§ **Da svolgere**
1. Secondo il testo su Disabled Data, quanti clic occorrevano per recuperare le tabelle necessarie?
2. Elenca tutti gli ostacoli che, nel testo su Disabled Data, rendevano difficile ottenere numeri sulle persone con disabilità.
3. Riprendi il testo su Disabled Data dal punto in cui si interrompe.

Perché è nata Disabled Data?
La piattaforma è nata dall’esigenza di cercare dei dati su cui costruire progetti, come spesso succede anche in altri contesti. Proprio nel cercare numeri attendibili sulle persone con disabilità, ci siamo scontrati con la difficoltà di reperirli. Magari esistevano, ma in quel momento non erano accessibili, come il portale dedicato dell’Istat rimasto stato chiuso per un po’ di tempo. Oppure erano discontinui, nel senso che venivano raccolti, ma solo attraverso dei campionamenti.
Quindi che cosa avete fatto?
Mettendoci nei panni di un giornalista o di chiunque volesse effettuare una ricerca, abbiamo provato a simulare il percorso che avrebbe seguito: ci siamo resi conto che occorrevano almeno ottanta clic per recuperare quella ventina di tabelle che, mediamente, servono per arrivare all’informazione chiave. Nel nostro caso, capire quante sono le persone con disabilità in Italia.

§ **Contenuto dei dati**

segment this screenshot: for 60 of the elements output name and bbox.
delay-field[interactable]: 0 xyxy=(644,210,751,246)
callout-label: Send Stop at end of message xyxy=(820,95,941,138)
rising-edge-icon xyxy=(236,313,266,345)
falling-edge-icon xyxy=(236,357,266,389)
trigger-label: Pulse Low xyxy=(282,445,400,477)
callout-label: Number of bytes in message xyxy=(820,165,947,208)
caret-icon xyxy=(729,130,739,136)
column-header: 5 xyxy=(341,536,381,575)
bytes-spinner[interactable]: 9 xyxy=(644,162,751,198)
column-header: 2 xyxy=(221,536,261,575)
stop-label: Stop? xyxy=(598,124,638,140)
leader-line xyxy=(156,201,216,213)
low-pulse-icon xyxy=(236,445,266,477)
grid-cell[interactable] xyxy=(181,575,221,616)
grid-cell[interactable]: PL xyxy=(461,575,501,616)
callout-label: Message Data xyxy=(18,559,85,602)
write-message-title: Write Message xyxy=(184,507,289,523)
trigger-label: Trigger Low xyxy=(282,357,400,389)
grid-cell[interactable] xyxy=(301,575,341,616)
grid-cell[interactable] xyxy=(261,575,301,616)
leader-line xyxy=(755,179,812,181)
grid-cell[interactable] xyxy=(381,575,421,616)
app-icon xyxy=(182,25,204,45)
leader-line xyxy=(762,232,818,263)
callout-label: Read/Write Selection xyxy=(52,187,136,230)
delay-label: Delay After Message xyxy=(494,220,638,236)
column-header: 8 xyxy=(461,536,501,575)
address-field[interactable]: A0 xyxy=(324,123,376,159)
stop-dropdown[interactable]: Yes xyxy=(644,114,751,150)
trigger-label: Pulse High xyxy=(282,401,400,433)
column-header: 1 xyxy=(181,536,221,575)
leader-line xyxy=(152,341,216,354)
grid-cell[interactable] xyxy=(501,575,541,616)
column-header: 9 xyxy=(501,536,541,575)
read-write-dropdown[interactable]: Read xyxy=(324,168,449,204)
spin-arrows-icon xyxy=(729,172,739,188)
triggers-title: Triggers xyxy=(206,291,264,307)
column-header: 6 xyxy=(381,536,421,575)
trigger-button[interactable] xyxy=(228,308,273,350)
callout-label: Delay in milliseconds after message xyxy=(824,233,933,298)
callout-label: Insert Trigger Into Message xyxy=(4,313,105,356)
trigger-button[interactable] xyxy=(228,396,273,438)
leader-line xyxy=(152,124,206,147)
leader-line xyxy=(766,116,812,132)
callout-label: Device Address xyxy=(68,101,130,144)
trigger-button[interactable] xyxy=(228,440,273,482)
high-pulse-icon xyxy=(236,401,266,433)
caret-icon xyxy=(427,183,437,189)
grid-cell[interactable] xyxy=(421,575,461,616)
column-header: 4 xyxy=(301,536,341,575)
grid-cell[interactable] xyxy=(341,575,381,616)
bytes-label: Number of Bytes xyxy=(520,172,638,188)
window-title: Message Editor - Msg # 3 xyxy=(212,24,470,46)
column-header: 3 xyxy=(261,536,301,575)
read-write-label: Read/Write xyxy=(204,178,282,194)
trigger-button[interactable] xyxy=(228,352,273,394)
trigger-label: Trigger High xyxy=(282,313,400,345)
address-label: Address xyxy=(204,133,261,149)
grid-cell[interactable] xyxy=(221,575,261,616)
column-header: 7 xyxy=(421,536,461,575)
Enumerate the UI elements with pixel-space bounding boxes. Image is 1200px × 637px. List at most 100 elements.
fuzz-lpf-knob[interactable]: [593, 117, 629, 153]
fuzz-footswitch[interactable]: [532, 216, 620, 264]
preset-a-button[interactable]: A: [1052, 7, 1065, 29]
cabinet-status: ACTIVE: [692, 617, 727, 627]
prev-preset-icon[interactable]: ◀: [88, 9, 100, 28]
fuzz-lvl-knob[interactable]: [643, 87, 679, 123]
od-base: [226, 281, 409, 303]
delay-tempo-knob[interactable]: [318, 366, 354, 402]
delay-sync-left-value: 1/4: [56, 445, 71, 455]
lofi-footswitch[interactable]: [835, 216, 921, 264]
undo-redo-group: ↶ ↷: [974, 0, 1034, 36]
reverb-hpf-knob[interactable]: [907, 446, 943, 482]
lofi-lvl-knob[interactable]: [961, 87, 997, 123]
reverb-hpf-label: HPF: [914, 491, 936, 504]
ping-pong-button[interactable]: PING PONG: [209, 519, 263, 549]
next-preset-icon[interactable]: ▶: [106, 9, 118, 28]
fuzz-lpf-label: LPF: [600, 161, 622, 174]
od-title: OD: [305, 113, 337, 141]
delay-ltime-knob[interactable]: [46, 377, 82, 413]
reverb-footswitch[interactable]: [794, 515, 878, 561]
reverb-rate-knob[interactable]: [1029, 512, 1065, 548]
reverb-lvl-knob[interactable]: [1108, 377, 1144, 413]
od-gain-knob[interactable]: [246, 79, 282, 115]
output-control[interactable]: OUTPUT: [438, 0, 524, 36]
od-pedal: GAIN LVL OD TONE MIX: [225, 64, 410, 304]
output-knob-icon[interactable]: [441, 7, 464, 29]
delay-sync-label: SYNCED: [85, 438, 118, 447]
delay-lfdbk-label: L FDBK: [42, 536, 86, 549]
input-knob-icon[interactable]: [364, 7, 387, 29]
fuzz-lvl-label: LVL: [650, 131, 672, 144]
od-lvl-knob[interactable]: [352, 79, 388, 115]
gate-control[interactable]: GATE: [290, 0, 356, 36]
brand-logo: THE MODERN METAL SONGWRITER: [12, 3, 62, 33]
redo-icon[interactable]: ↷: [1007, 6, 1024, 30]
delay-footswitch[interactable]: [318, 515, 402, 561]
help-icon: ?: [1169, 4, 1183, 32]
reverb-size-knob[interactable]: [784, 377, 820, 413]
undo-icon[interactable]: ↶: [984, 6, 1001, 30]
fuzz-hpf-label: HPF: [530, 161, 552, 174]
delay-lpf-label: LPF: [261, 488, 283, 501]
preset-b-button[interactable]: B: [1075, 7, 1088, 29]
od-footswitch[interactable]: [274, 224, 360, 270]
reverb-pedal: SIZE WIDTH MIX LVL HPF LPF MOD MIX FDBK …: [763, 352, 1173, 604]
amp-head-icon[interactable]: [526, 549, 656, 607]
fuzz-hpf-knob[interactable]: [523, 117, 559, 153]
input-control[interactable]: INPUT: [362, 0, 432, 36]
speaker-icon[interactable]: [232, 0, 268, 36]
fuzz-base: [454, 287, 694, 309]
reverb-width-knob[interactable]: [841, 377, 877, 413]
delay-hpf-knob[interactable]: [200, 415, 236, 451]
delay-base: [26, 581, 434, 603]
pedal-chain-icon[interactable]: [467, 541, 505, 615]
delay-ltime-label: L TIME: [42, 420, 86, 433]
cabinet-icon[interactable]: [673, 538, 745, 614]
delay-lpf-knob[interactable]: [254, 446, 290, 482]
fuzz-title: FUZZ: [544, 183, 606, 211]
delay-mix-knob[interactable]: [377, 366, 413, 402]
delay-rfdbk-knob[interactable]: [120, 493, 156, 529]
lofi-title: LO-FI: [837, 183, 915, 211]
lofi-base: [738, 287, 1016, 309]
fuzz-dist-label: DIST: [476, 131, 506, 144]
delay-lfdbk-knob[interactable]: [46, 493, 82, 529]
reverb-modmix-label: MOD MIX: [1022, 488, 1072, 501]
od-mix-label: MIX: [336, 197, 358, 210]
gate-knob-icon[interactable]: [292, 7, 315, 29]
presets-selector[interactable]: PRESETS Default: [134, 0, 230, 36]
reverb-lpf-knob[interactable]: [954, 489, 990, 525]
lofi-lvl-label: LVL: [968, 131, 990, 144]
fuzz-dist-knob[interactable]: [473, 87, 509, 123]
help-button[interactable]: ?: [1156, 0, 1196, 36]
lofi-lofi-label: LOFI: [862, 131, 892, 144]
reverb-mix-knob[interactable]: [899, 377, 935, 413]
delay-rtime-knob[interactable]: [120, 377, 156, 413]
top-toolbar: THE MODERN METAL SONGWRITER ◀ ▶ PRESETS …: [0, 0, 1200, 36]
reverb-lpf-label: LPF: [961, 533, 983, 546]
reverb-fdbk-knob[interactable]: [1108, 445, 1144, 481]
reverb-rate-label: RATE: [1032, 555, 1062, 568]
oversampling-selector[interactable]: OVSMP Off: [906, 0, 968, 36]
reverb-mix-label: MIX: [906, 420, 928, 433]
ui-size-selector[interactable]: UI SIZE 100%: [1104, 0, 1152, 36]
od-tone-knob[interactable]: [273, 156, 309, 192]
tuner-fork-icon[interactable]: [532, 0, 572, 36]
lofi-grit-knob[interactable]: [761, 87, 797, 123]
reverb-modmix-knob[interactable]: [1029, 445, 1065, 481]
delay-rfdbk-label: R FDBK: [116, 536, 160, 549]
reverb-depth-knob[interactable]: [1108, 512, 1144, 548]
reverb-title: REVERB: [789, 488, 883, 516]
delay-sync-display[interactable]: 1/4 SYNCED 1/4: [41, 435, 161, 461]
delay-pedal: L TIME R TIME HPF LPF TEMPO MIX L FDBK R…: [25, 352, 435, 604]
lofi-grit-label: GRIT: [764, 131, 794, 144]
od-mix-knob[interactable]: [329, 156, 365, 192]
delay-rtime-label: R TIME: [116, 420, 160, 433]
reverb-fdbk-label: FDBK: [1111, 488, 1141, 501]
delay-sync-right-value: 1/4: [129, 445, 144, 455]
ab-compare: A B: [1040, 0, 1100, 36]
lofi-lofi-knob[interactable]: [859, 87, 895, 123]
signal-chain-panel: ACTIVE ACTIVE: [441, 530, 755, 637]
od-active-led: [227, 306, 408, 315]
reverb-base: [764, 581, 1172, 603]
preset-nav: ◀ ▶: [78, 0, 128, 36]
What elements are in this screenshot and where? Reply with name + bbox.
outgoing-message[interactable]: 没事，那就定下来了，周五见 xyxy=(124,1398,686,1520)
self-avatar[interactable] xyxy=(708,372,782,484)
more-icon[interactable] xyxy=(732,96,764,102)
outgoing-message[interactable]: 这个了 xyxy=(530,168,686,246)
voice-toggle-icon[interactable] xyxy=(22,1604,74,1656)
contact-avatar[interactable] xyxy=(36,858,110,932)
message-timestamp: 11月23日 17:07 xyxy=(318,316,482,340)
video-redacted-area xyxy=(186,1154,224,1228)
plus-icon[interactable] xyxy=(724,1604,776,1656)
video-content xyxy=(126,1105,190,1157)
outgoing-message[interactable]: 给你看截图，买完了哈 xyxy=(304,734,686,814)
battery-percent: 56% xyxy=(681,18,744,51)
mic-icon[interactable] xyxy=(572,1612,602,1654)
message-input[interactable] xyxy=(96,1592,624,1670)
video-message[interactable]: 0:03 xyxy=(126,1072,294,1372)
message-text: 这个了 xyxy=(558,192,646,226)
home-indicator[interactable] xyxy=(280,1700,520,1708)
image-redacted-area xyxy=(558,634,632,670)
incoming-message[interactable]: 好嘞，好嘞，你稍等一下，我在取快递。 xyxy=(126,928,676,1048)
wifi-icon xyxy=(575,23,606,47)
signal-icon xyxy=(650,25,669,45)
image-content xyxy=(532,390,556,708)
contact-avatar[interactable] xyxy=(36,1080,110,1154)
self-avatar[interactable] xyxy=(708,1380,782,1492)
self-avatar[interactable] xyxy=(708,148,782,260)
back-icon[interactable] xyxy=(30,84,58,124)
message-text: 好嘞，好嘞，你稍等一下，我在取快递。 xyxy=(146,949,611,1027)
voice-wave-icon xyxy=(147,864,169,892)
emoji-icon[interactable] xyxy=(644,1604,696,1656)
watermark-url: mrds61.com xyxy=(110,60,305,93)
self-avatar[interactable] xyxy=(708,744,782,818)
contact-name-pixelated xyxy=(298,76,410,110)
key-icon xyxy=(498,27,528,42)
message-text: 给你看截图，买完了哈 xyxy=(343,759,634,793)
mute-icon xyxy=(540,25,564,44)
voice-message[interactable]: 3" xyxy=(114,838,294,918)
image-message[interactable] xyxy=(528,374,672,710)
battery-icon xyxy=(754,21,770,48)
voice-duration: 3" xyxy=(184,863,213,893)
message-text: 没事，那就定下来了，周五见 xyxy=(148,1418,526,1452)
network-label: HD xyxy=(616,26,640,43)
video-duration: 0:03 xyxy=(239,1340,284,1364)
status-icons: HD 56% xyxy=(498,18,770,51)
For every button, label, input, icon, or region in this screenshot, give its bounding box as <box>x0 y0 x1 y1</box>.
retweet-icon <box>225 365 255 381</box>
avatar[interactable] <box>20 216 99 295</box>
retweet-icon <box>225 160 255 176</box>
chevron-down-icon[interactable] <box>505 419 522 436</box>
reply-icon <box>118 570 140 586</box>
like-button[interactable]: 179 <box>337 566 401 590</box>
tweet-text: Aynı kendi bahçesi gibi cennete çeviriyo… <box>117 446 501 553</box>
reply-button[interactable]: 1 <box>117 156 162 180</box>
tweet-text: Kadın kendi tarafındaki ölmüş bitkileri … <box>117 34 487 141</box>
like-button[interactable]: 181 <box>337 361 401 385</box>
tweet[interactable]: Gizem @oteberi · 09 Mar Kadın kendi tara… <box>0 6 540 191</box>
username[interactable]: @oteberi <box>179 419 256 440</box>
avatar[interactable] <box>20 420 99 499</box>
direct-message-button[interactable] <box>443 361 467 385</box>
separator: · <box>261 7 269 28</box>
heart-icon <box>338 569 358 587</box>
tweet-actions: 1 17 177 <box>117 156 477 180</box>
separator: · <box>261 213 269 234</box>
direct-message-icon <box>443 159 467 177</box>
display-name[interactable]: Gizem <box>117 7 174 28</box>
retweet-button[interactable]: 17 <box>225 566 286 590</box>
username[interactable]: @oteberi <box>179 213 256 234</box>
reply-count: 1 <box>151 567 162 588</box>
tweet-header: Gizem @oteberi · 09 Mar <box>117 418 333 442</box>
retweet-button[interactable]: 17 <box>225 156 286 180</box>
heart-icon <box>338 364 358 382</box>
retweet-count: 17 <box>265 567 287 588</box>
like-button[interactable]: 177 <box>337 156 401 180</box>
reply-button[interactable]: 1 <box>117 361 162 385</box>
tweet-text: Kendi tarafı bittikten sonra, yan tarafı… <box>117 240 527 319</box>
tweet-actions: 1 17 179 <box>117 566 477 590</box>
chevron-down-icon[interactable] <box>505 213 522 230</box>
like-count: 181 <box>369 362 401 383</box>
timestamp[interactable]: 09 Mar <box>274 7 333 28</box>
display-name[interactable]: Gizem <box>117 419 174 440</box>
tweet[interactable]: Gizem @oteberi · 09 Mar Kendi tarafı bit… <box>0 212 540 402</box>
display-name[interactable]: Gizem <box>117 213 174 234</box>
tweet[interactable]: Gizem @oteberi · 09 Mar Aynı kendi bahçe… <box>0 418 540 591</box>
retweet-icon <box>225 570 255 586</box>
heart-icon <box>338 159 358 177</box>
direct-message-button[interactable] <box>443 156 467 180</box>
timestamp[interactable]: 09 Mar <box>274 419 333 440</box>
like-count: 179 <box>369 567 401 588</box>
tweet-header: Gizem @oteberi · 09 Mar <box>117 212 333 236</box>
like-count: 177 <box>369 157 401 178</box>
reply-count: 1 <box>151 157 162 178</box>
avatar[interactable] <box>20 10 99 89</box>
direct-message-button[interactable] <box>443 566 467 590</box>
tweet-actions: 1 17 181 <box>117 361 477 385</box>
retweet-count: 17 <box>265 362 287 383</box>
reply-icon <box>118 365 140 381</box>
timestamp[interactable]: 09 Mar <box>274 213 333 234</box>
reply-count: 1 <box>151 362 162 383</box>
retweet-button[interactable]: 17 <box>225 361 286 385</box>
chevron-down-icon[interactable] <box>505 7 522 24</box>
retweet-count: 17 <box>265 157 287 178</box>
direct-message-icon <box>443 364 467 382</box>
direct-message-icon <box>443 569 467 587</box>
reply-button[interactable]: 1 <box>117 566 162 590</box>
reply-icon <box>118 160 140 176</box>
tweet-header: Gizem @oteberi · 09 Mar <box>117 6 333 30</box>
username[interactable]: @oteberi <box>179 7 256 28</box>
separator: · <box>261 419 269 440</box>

§ **Risultati per attività**
1. Almeno ottanta clic.

2.
- I dati magari esistevano, ma in quel momento non erano accessibili: per esempio, il portale dedicato dell'Istat era rimasto chiuso per un po' di tempo.
- I dati erano discontinui, perché venivano raccolti solo attraverso campionamenti.
- Per recuperare la ventina di tabelle che servono mediamente per arrivare all'informazione chiave occorrevano almeno ottanta clic.

3.
Perché è così difficile?
Le banche dati ci dicono che in Italia il numero è di circa tre milioni di persone, pari al 5% della popolazione. Però esistono statistiche che, a livello più globale, indicano il 15%. Perciò ci siamo adoperati per rendere i dati disponibili più coerenti, fruibili e accessibli.
Da qui Disabled Data?
Il nome indica che gli stessi dati non riescono ad esprimere il loro potenziale a causa di un contesto non abilitante. Abbiamo fatto convergere i numeri dalle diverse banche dati, principalmente Istat ed Eurostat, dividendoli in sette macro temi: ora sono accessibili a tutti, forniti in un formato fruibile dal punto di vista grafico e dell’accessibilità. La piattaforma è libera, tutti i dati sono aperti, a disposizione di chi voglia cambiare il livello della narrazione della disabilità in Italia.
C’è un problema a riguardo?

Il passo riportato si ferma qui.